* [Work required]: Return all the data exactly, keeping the pictures out.

(Items from a figure collection)

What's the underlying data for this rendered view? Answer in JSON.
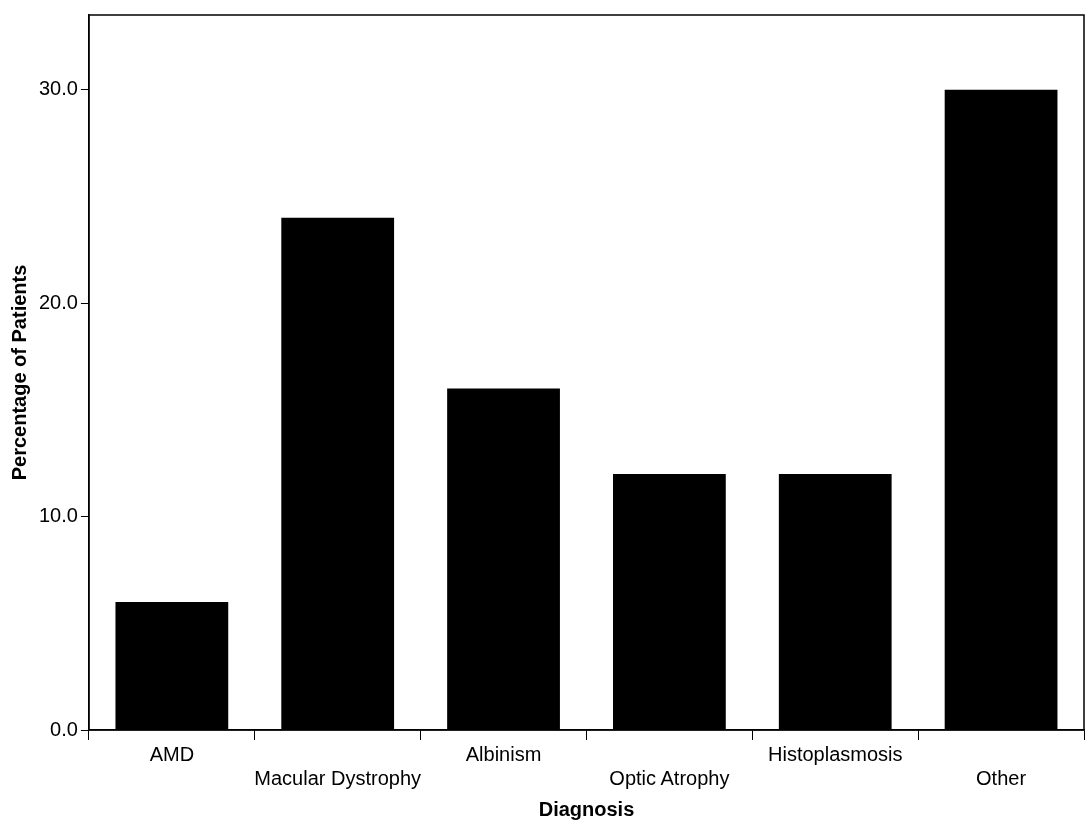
{
  "chart_data": {
    "type": "bar",
    "xlabel": "Diagnosis",
    "ylabel": "Percentage of Patients",
    "categories": [
      "AMD",
      "Macular Dystrophy",
      "Albinism",
      "Optic Atrophy",
      "Histoplasmosis",
      "Other"
    ],
    "values": [
      6,
      24,
      16,
      12,
      12,
      30
    ],
    "color": "#000000",
    "ylim": [
      0,
      33.5
    ],
    "yticks": [
      {
        "value": 0,
        "label": "0.0"
      },
      {
        "value": 10,
        "label": "10.0"
      },
      {
        "value": 20,
        "label": "20.0"
      },
      {
        "value": 30,
        "label": "30.0"
      }
    ],
    "grid": false,
    "legend": false
  }
}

* [Solution]:
What's the underlying data for this rendered view? Answer in JSON.
{
  "chart_data": {
    "type": "bar",
    "xlabel": "Diagnosis",
    "ylabel": "Percentage of Patients",
    "categories": [
      "AMD",
      "Macular Dystrophy",
      "Albinism",
      "Optic Atrophy",
      "Histoplasmosis",
      "Other"
    ],
    "values": [
      6,
      24,
      16,
      12,
      12,
      30
    ],
    "color": "#000000",
    "ylim": [
      0,
      33.5
    ],
    "yticks": [
      {
        "value": 0,
        "label": "0.0"
      },
      {
        "value": 10,
        "label": "10.0"
      },
      {
        "value": 20,
        "label": "20.0"
      },
      {
        "value": 30,
        "label": "30.0"
      }
    ],
    "grid": false,
    "legend": false
  }
}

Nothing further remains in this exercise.